= TASK DESCRIPTION =
Below are some records. Write out the lines from the one containing "Read out every word on this page." to the last line, word for word, leaving out pictures.

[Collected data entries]
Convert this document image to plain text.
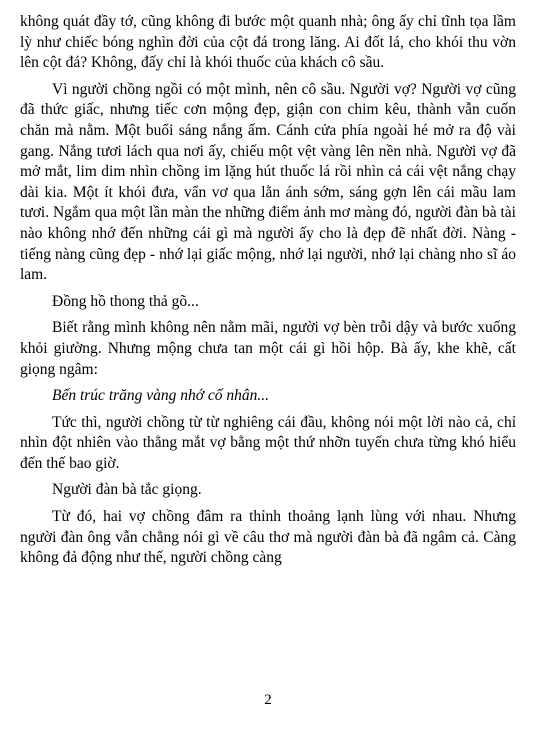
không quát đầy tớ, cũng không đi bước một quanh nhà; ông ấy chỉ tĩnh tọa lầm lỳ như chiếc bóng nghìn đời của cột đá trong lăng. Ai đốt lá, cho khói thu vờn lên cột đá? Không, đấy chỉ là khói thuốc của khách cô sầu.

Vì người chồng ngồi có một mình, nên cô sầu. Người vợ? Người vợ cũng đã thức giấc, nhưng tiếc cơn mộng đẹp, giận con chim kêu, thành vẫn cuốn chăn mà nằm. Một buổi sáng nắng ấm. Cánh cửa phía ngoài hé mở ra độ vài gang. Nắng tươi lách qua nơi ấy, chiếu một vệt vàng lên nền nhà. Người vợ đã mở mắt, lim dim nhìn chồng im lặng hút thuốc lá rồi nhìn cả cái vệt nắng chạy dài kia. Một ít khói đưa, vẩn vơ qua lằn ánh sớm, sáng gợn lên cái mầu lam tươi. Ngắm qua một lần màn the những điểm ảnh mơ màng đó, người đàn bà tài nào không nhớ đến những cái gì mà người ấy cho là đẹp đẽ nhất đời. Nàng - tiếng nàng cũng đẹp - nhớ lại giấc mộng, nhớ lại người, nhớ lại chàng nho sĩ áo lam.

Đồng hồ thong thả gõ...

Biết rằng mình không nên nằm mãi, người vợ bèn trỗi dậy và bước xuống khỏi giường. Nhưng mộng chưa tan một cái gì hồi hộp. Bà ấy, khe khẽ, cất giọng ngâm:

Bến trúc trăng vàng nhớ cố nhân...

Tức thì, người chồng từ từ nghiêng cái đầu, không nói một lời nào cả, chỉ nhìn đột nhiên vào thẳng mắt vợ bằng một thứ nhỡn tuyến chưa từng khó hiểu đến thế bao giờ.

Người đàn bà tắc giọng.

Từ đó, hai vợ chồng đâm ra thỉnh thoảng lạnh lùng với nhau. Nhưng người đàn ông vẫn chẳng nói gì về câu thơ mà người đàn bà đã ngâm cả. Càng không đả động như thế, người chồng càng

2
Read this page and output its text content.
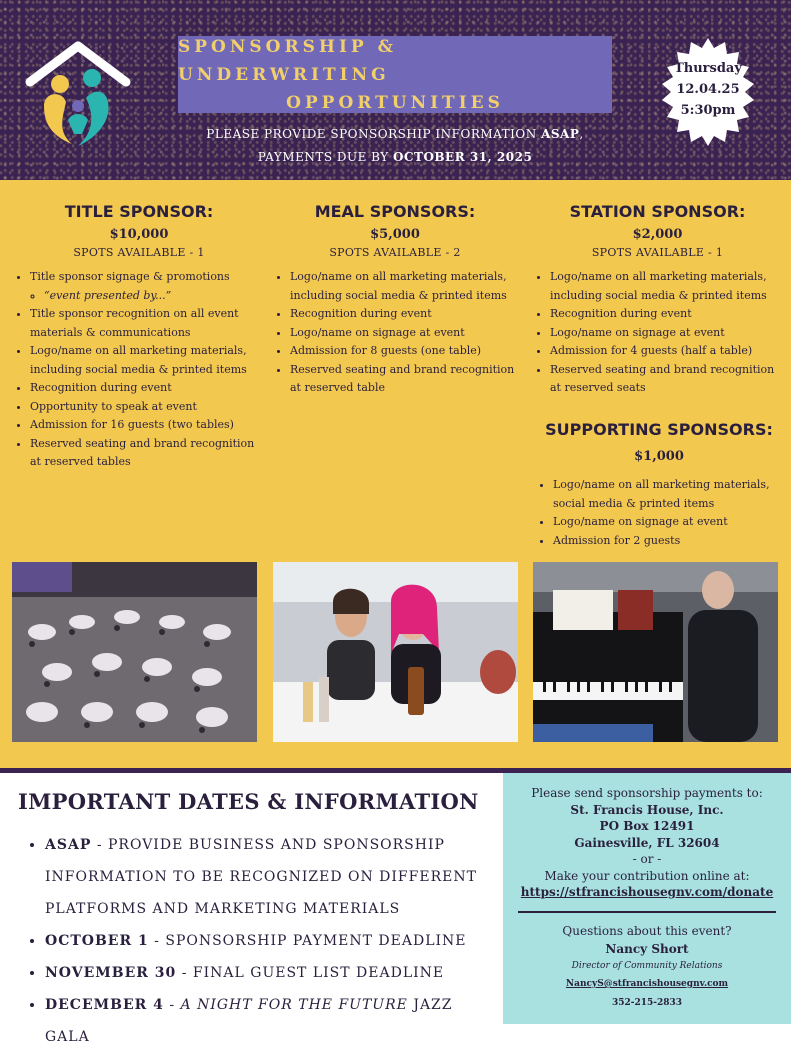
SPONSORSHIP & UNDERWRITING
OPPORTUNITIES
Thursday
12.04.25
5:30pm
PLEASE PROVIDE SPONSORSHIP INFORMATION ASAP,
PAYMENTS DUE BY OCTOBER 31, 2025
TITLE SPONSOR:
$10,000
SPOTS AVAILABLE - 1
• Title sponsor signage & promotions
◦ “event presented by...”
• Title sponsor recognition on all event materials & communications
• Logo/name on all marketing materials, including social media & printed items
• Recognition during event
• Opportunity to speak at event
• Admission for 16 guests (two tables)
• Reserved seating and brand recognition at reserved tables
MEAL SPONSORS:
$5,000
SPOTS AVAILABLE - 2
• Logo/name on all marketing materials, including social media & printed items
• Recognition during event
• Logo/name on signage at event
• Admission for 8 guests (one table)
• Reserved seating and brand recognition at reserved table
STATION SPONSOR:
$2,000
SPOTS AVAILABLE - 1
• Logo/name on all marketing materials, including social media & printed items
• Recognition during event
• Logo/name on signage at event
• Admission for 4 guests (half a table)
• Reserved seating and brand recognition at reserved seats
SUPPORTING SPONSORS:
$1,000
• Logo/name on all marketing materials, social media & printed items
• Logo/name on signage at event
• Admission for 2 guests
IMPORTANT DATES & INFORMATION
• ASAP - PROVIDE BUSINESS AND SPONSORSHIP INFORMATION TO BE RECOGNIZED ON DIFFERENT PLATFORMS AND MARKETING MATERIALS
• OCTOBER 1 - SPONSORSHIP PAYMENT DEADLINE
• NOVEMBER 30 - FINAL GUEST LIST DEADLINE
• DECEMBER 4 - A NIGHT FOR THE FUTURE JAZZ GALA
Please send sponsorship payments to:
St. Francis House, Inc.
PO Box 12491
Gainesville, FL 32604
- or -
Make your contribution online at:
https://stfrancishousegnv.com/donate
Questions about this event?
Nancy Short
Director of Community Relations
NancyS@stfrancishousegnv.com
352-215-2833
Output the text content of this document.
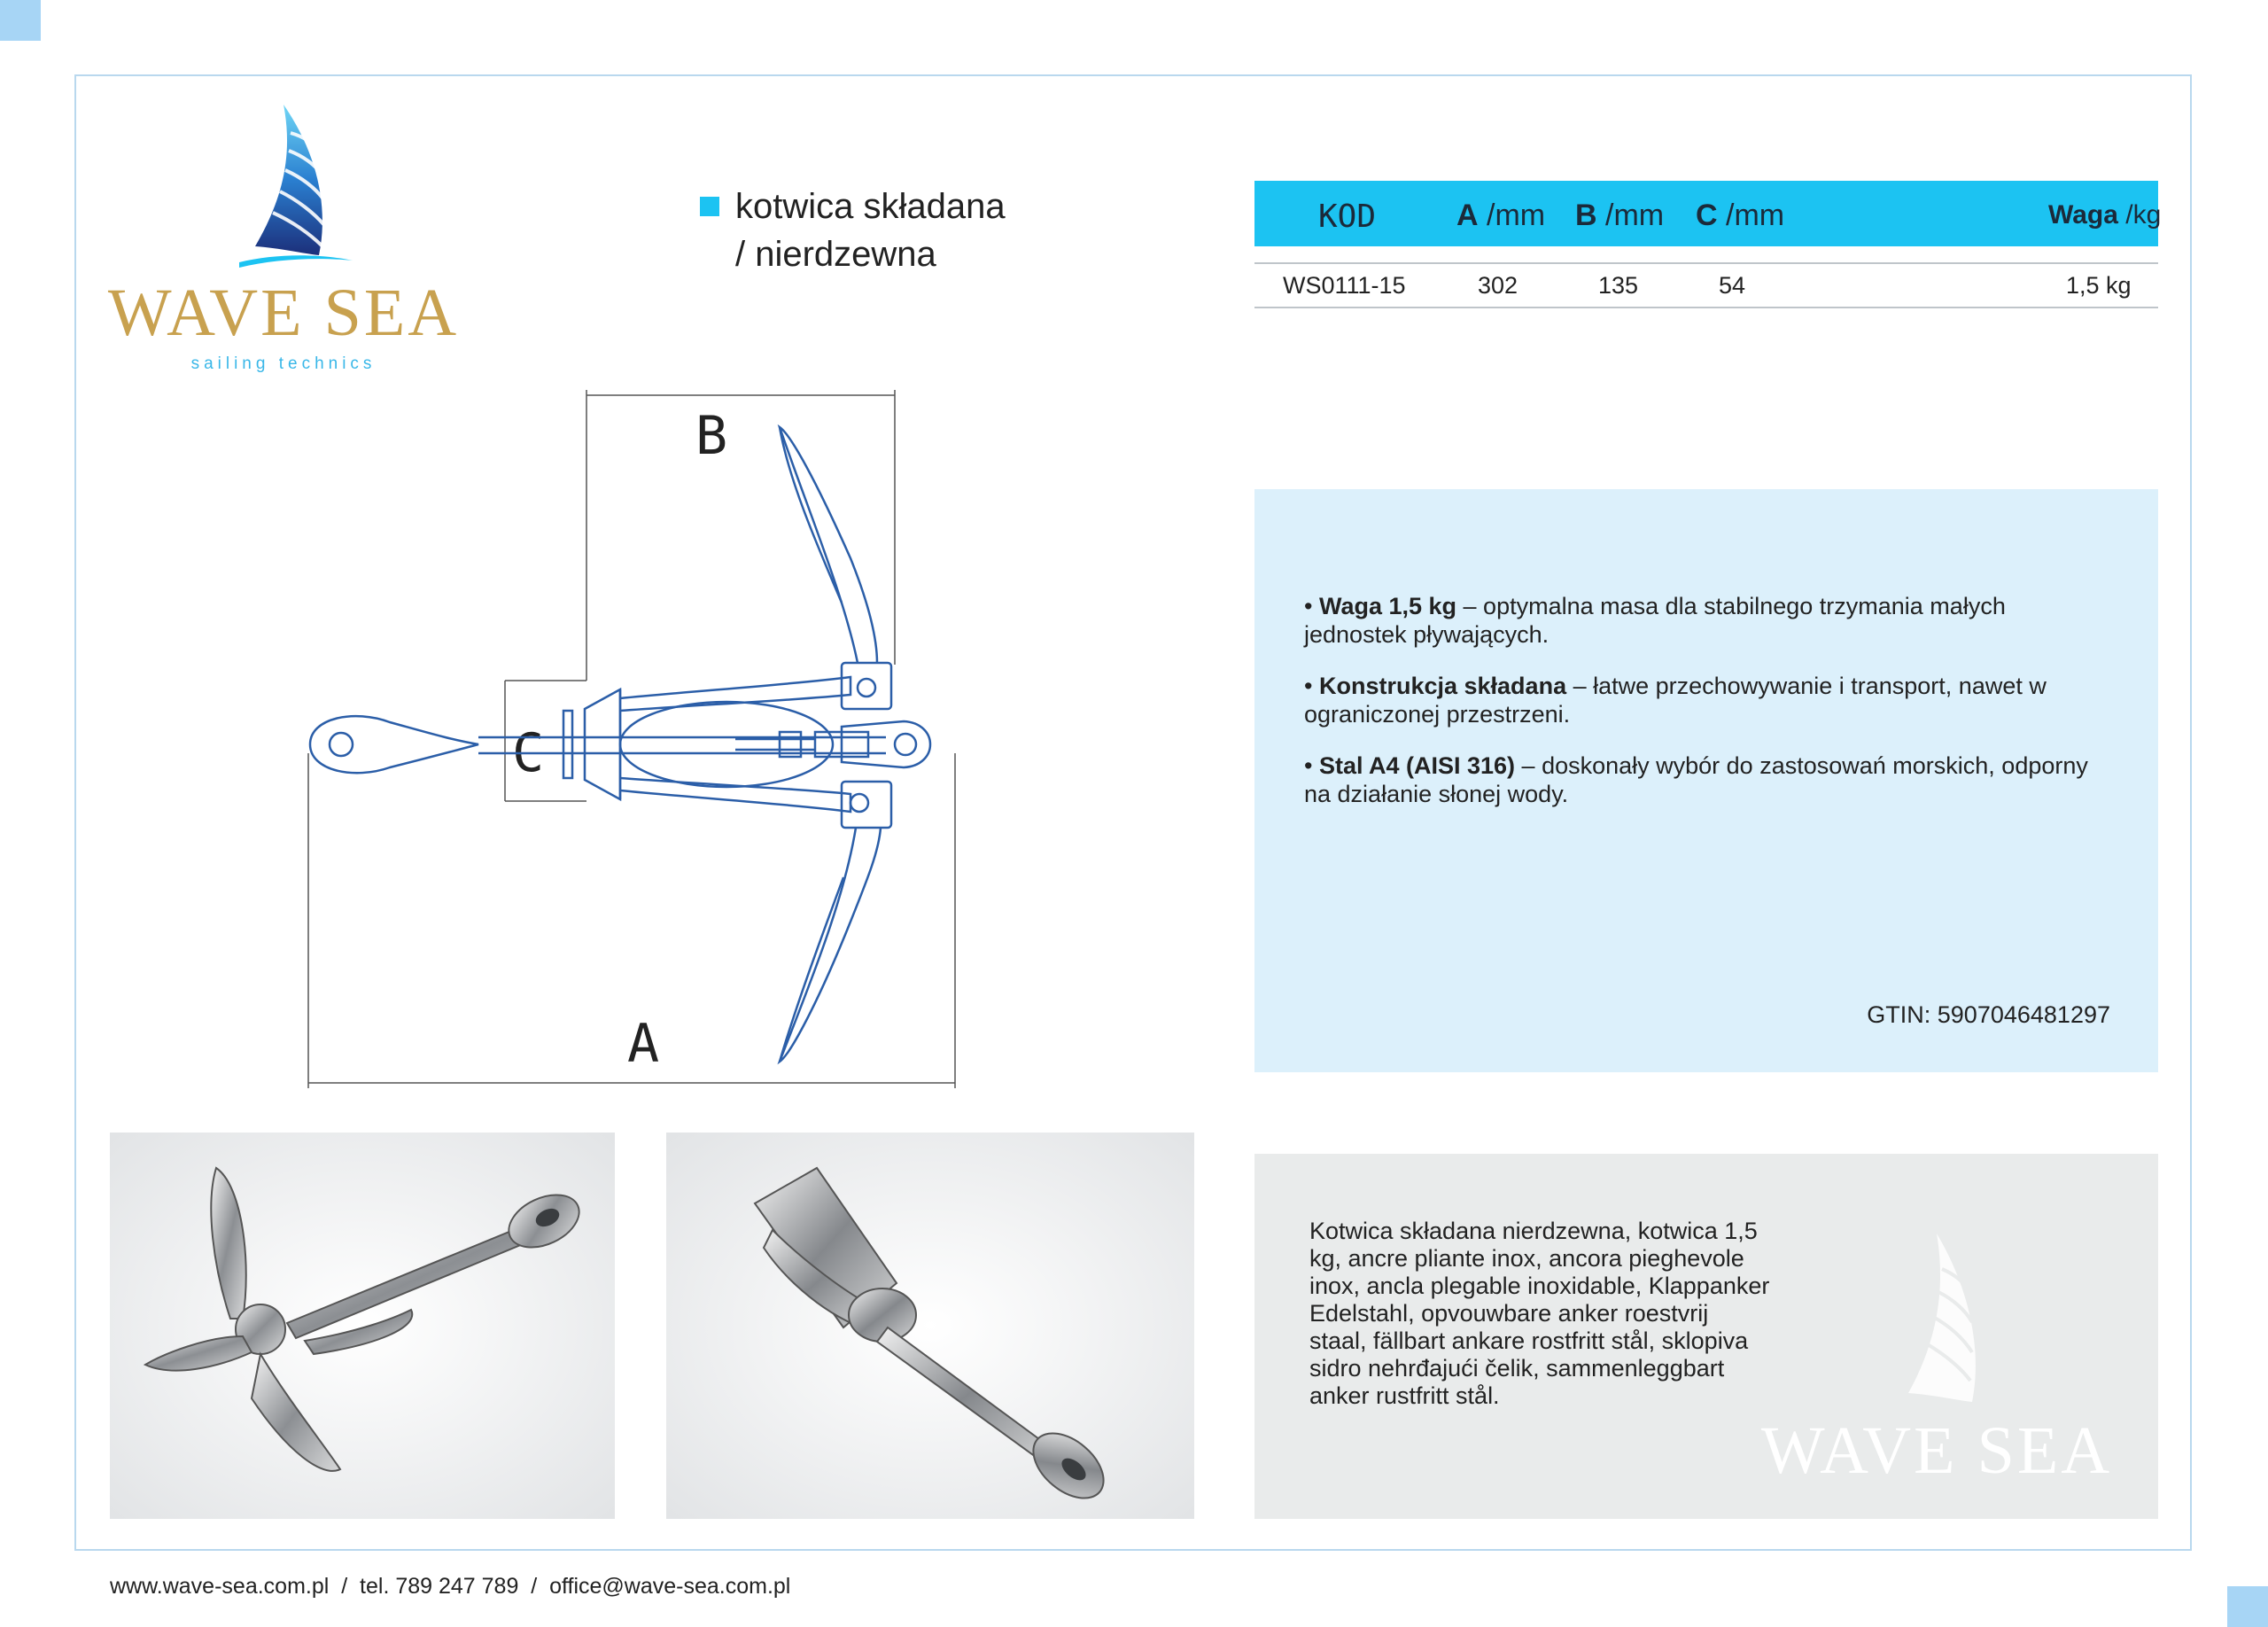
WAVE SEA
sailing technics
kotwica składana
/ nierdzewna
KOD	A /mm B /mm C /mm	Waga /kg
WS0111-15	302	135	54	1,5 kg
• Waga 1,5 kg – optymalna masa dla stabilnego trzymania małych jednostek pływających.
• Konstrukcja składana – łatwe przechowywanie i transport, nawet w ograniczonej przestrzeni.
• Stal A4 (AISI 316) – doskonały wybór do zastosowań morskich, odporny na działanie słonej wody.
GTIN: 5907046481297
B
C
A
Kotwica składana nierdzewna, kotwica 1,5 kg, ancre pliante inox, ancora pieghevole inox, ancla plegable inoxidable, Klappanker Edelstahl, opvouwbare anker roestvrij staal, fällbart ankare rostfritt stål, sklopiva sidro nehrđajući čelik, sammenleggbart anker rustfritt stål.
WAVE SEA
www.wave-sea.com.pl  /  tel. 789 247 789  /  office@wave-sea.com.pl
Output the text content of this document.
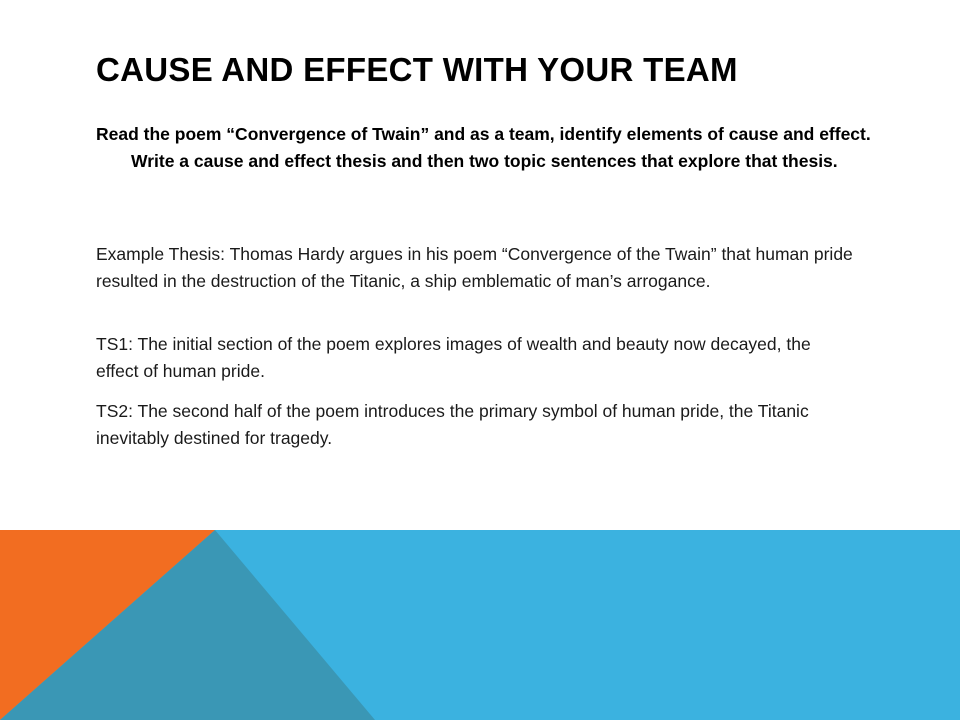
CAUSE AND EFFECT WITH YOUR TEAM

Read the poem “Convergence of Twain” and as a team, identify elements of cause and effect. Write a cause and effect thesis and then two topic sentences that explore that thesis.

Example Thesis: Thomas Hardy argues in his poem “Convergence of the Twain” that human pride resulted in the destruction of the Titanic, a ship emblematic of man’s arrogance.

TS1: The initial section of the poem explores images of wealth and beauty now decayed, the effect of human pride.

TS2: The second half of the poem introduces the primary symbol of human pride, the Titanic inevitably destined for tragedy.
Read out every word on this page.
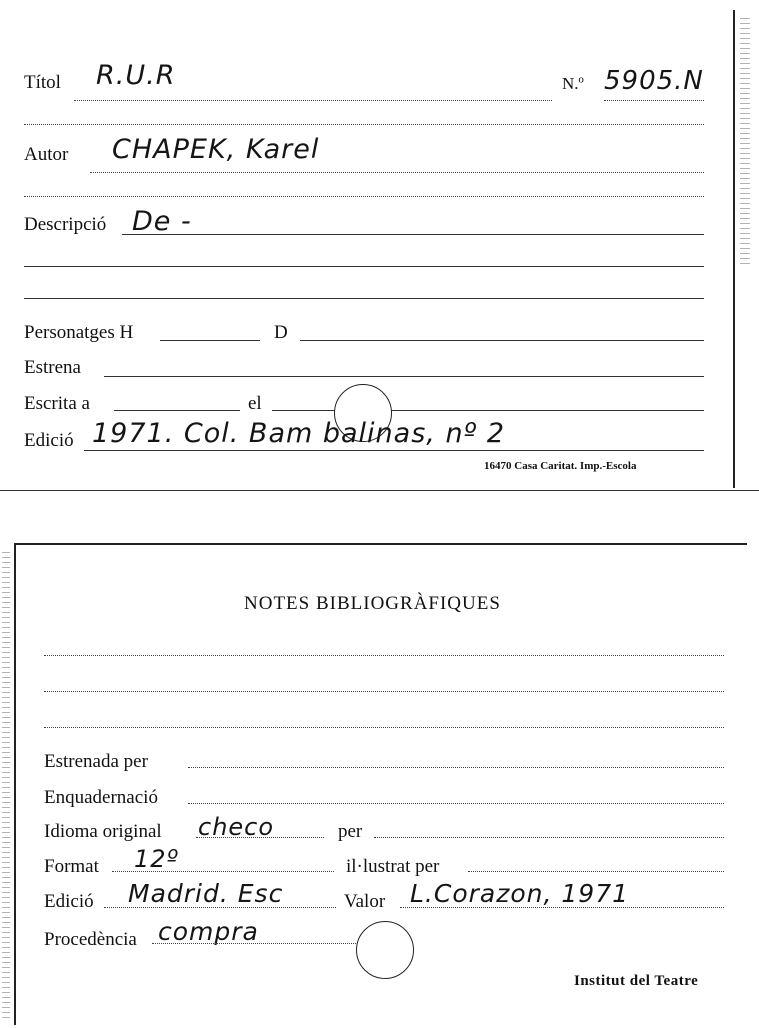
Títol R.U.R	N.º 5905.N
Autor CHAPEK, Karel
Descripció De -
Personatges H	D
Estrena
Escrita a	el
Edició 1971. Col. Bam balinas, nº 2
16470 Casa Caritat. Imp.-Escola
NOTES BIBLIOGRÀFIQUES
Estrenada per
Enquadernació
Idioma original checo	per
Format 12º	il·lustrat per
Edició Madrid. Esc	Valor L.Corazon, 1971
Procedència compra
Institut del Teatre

= WRITTEN ANSWER =
Read out every word on this page.
Títol R.U.R	N.º 5905.N
Autor CHAPEK, Karel
Descripció De -
Personatges H	D
Estrena
Escrita a	el
Edició 1971. Col. Bam balinas, nº 2
16470 Casa Caritat. Imp.-Escola
NOTES BIBLIOGRÀFIQUES
Estrenada per
Enquadernació
Idioma original checo	per
Format 12º	il·lustrat per
Edició Madrid. Esc	Valor L.Corazon, 1971
Procedència compra
Institut del Teatre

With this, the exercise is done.